• [DATA SUPPLIED]:
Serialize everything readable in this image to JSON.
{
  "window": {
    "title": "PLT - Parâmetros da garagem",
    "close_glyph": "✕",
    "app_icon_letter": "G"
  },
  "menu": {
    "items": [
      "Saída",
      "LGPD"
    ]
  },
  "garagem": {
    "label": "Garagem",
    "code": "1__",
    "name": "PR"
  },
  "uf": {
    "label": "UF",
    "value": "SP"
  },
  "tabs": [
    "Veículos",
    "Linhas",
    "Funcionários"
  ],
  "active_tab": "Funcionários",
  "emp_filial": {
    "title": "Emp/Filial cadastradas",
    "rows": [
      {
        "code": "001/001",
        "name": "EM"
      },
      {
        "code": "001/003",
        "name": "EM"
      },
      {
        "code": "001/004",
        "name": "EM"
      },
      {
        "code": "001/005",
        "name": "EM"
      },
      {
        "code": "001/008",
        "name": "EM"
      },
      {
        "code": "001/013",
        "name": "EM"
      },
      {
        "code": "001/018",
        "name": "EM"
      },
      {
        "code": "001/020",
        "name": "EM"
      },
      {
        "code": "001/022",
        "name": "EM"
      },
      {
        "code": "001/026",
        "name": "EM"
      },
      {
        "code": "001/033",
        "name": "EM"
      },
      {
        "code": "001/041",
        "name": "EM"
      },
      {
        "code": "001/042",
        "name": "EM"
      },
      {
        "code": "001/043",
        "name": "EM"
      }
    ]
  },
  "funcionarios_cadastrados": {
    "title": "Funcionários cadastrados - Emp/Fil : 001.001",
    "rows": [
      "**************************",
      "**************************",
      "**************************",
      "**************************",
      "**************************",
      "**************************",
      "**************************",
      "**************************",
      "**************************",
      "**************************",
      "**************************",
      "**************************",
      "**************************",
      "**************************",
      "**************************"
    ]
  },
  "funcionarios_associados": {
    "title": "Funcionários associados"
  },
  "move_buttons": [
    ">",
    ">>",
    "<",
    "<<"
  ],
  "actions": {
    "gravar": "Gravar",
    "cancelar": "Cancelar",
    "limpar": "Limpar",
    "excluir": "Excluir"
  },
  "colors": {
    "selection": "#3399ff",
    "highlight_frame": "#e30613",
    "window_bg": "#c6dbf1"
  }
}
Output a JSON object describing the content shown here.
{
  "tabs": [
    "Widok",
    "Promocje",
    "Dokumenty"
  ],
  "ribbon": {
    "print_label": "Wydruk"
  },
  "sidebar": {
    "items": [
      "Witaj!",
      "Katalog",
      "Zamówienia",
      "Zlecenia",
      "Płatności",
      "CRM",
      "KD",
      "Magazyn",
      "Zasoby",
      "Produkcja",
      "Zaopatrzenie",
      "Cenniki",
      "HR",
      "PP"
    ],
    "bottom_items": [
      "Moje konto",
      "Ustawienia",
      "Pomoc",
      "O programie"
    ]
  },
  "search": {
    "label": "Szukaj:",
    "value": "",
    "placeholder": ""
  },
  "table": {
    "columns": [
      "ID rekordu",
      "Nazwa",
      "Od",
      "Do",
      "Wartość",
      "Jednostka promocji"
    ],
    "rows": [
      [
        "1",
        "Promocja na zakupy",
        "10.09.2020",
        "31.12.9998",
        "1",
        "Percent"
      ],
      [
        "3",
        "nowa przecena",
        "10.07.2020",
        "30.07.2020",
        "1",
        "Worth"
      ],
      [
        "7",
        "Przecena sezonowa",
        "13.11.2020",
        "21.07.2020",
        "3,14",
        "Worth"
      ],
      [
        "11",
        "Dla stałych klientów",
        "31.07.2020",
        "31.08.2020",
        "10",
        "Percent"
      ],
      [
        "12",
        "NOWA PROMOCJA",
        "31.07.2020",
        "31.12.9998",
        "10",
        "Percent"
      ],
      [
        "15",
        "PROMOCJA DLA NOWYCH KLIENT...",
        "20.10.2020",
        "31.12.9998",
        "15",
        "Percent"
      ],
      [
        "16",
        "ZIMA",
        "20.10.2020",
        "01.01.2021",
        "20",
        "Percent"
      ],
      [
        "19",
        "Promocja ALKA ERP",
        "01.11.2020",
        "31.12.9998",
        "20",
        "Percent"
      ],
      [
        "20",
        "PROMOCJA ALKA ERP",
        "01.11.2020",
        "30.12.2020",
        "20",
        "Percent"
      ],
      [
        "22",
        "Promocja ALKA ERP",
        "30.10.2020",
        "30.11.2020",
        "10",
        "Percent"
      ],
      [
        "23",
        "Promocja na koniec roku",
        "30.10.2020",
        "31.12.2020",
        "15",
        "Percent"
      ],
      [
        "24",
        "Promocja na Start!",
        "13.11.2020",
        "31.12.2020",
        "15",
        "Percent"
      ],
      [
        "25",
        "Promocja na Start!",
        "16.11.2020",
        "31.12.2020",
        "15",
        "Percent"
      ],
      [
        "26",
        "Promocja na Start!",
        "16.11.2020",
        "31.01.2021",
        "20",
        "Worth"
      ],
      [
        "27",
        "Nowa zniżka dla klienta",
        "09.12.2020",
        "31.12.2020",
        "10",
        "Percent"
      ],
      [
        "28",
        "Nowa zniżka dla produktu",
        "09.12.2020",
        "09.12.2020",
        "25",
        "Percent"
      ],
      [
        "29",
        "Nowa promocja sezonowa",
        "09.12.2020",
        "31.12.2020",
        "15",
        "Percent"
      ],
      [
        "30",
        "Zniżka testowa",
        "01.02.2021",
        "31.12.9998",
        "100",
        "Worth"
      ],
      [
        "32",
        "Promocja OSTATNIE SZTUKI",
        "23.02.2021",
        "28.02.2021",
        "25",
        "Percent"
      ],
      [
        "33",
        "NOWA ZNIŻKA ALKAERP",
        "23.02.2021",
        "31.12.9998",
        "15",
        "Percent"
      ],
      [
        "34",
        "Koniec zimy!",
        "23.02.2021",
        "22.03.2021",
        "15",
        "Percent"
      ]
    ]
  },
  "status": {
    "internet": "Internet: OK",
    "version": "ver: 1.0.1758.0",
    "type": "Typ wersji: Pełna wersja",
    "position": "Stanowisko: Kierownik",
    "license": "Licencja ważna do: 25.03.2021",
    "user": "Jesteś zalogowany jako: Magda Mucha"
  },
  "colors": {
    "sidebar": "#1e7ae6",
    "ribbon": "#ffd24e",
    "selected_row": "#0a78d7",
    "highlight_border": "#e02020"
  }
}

• [SET EXERCISE]: Give all the entries again exactly; leave none out.

• [RESULT OF THIS EXERCISE]:
Serialize everything readable in this image to JSON.
{
  "window": {
    "title": "PLT - Parâmetros da garagem",
    "close_glyph": "✕",
    "app_icon_letter": "G"
  },
  "menu": {
    "items": [
      "Saída",
      "LGPD"
    ]
  },
  "garagem": {
    "label": "Garagem",
    "code": "1__",
    "name": "PR"
  },
  "uf": {
    "label": "UF",
    "value": "SP"
  },
  "tabs": [
    "Veículos",
    "Linhas",
    "Funcionários"
  ],
  "active_tab": "Funcionários",
  "emp_filial": {
    "title": "Emp/Filial cadastradas",
    "rows": [
      {
        "code": "001/001",
        "name": "EM"
      },
      {
        "code": "001/003",
        "name": "EM"
      },
      {
        "code": "001/004",
        "name": "EM"
      },
      {
        "code": "001/005",
        "name": "EM"
      },
      {
        "code": "001/008",
        "name": "EM"
      },
      {
        "code": "001/013",
        "name": "EM"
      },
      {
        "code": "001/018",
        "name": "EM"
      },
      {
        "code": "001/020",
        "name": "EM"
      },
      {
        "code": "001/022",
        "name": "EM"
      },
      {
        "code": "001/026",
        "name": "EM"
      },
      {
        "code": "001/033",
        "name": "EM"
      },
      {
        "code": "001/041",
        "name": "EM"
      },
      {
        "code": "001/042",
        "name": "EM"
      },
      {
        "code": "001/043",
        "name": "EM"
      }
    ]
  },
  "funcionarios_cadastrados": {
    "title": "Funcionários cadastrados - Emp/Fil : 001.001",
    "rows": [
      "**************************",
      "**************************",
      "**************************",
      "**************************",
      "**************************",
      "**************************",
      "**************************",
      "**************************",
      "**************************",
      "**************************",
      "**************************",
      "**************************",
      "**************************",
      "**************************",
      "**************************"
    ]
  },
  "funcionarios_associados": {
    "title": "Funcionários associados"
  },
  "move_buttons": [
    ">",
    ">>",
    "<",
    "<<"
  ],
  "actions": {
    "gravar": "Gravar",
    "cancelar": "Cancelar",
    "limpar": "Limpar",
    "excluir": "Excluir"
  },
  "colors": {
    "selection": "#3399ff",
    "highlight_frame": "#e30613",
    "window_bg": "#c6dbf1"
  }
}
Output a JSON object describing the content shown here.
{
  "tabs": [
    "Widok",
    "Promocje",
    "Dokumenty"
  ],
  "ribbon": {
    "print_label": "Wydruk"
  },
  "sidebar": {
    "items": [
      "Witaj!",
      "Katalog",
      "Zamówienia",
      "Zlecenia",
      "Płatności",
      "CRM",
      "KD",
      "Magazyn",
      "Zasoby",
      "Produkcja",
      "Zaopatrzenie",
      "Cenniki",
      "HR",
      "PP"
    ],
    "bottom_items": [
      "Moje konto",
      "Ustawienia",
      "Pomoc",
      "O programie"
    ]
  },
  "search": {
    "label": "Szukaj:",
    "value": "",
    "placeholder": ""
  },
  "table": {
    "columns": [
      "ID rekordu",
      "Nazwa",
      "Od",
      "Do",
      "Wartość",
      "Jednostka promocji"
    ],
    "rows": [
      [
        "1",
        "Promocja na zakupy",
        "10.09.2020",
        "31.12.9998",
        "1",
        "Percent"
      ],
      [
        "3",
        "nowa przecena",
        "10.07.2020",
        "30.07.2020",
        "1",
        "Worth"
      ],
      [
        "7",
        "Przecena sezonowa",
        "13.11.2020",
        "21.07.2020",
        "3,14",
        "Worth"
      ],
      [
        "11",
        "Dla stałych klientów",
        "31.07.2020",
        "31.08.2020",
        "10",
        "Percent"
      ],
      [
        "12",
        "NOWA PROMOCJA",
        "31.07.2020",
        "31.12.9998",
        "10",
        "Percent"
      ],
      [
        "15",
        "PROMOCJA DLA NOWYCH KLIENT...",
        "20.10.2020",
        "31.12.9998",
        "15",
        "Percent"
      ],
      [
        "16",
        "ZIMA",
        "20.10.2020",
        "01.01.2021",
        "20",
        "Percent"
      ],
      [
        "19",
        "Promocja ALKA ERP",
        "01.11.2020",
        "31.12.9998",
        "20",
        "Percent"
      ],
      [
        "20",
        "PROMOCJA ALKA ERP",
        "01.11.2020",
        "30.12.2020",
        "20",
        "Percent"
      ],
      [
        "22",
        "Promocja ALKA ERP",
        "30.10.2020",
        "30.11.2020",
        "10",
        "Percent"
      ],
      [
        "23",
        "Promocja na koniec roku",
        "30.10.2020",
        "31.12.2020",
        "15",
        "Percent"
      ],
      [
        "24",
        "Promocja na Start!",
        "13.11.2020",
        "31.12.2020",
        "15",
        "Percent"
      ],
      [
        "25",
        "Promocja na Start!",
        "16.11.2020",
        "31.12.2020",
        "15",
        "Percent"
      ],
      [
        "26",
        "Promocja na Start!",
        "16.11.2020",
        "31.01.2021",
        "20",
        "Worth"
      ],
      [
        "27",
        "Nowa zniżka dla klienta",
        "09.12.2020",
        "31.12.2020",
        "10",
        "Percent"
      ],
      [
        "28",
        "Nowa zniżka dla produktu",
        "09.12.2020",
        "09.12.2020",
        "25",
        "Percent"
      ],
      [
        "29",
        "Nowa promocja sezonowa",
        "09.12.2020",
        "31.12.2020",
        "15",
        "Percent"
      ],
      [
        "30",
        "Zniżka testowa",
        "01.02.2021",
        "31.12.9998",
        "100",
        "Worth"
      ],
      [
        "32",
        "Promocja OSTATNIE SZTUKI",
        "23.02.2021",
        "28.02.2021",
        "25",
        "Percent"
      ],
      [
        "33",
        "NOWA ZNIŻKA ALKAERP",
        "23.02.2021",
        "31.12.9998",
        "15",
        "Percent"
      ],
      [
        "34",
        "Koniec zimy!",
        "23.02.2021",
        "22.03.2021",
        "15",
        "Percent"
      ]
    ]
  },
  "status": {
    "internet": "Internet: OK",
    "version": "ver: 1.0.1758.0",
    "type": "Typ wersji: Pełna wersja",
    "position": "Stanowisko: Kierownik",
    "license": "Licencja ważna do: 25.03.2021",
    "user": "Jesteś zalogowany jako: Magda Mucha"
  },
  "colors": {
    "sidebar": "#1e7ae6",
    "ribbon": "#ffd24e",
    "selected_row": "#0a78d7",
    "highlight_border": "#e02020"
  }
}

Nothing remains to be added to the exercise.